Figure content listings:
● ● ●

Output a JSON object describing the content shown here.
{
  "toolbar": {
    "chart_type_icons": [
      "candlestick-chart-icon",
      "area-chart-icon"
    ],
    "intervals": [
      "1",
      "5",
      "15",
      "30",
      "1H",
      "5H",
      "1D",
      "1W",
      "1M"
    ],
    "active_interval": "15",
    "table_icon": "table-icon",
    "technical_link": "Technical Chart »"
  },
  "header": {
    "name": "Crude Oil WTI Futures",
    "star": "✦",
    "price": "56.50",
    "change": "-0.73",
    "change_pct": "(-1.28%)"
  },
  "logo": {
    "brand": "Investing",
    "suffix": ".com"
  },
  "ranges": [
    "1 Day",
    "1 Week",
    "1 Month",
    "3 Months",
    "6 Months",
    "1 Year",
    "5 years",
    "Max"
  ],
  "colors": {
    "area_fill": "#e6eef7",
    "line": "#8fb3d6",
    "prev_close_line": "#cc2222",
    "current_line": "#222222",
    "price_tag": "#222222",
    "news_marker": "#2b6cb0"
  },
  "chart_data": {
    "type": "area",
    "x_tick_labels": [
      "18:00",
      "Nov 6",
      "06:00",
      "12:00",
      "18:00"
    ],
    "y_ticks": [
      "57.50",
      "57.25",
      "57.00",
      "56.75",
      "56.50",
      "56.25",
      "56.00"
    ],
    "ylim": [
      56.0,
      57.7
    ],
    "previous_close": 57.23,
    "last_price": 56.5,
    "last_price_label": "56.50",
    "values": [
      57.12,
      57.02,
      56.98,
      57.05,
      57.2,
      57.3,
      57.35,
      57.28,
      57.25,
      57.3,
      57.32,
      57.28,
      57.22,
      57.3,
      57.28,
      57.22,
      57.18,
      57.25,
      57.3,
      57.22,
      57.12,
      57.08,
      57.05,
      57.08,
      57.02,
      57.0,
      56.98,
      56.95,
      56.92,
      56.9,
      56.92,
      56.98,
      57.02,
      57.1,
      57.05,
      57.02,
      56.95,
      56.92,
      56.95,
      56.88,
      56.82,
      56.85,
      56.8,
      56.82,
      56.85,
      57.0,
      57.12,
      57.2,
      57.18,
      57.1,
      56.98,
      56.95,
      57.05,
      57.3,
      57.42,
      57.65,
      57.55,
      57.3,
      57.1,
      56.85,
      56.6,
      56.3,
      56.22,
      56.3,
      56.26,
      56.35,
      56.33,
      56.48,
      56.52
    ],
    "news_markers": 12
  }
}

● ● ●

Direction:
Return all of the data exactly as it reads.

Completed exercise:
Output a JSON object describing the content shown here.
{
  "toolbar": {
    "chart_type_icons": [
      "candlestick-chart-icon",
      "area-chart-icon"
    ],
    "intervals": [
      "1",
      "5",
      "15",
      "30",
      "1H",
      "5H",
      "1D",
      "1W",
      "1M"
    ],
    "active_interval": "15",
    "table_icon": "table-icon",
    "technical_link": "Technical Chart »"
  },
  "header": {
    "name": "Crude Oil WTI Futures",
    "star": "✦",
    "price": "56.50",
    "change": "-0.73",
    "change_pct": "(-1.28%)"
  },
  "logo": {
    "brand": "Investing",
    "suffix": ".com"
  },
  "ranges": [
    "1 Day",
    "1 Week",
    "1 Month",
    "3 Months",
    "6 Months",
    "1 Year",
    "5 years",
    "Max"
  ],
  "colors": {
    "area_fill": "#e6eef7",
    "line": "#8fb3d6",
    "prev_close_line": "#cc2222",
    "current_line": "#222222",
    "price_tag": "#222222",
    "news_marker": "#2b6cb0"
  },
  "chart_data": {
    "type": "area",
    "x_tick_labels": [
      "18:00",
      "Nov 6",
      "06:00",
      "12:00",
      "18:00"
    ],
    "y_ticks": [
      "57.50",
      "57.25",
      "57.00",
      "56.75",
      "56.50",
      "56.25",
      "56.00"
    ],
    "ylim": [
      56.0,
      57.7
    ],
    "previous_close": 57.23,
    "last_price": 56.5,
    "last_price_label": "56.50",
    "values": [
      57.12,
      57.02,
      56.98,
      57.05,
      57.2,
      57.3,
      57.35,
      57.28,
      57.25,
      57.3,
      57.32,
      57.28,
      57.22,
      57.3,
      57.28,
      57.22,
      57.18,
      57.25,
      57.3,
      57.22,
      57.12,
      57.08,
      57.05,
      57.08,
      57.02,
      57.0,
      56.98,
      56.95,
      56.92,
      56.9,
      56.92,
      56.98,
      57.02,
      57.1,
      57.05,
      57.02,
      56.95,
      56.92,
      56.95,
      56.88,
      56.82,
      56.85,
      56.8,
      56.82,
      56.85,
      57.0,
      57.12,
      57.2,
      57.18,
      57.1,
      56.98,
      56.95,
      57.05,
      57.3,
      57.42,
      57.65,
      57.55,
      57.3,
      57.1,
      56.85,
      56.6,
      56.3,
      56.22,
      56.3,
      56.26,
      56.35,
      56.33,
      56.48,
      56.52
    ],
    "news_markers": 12
  }
}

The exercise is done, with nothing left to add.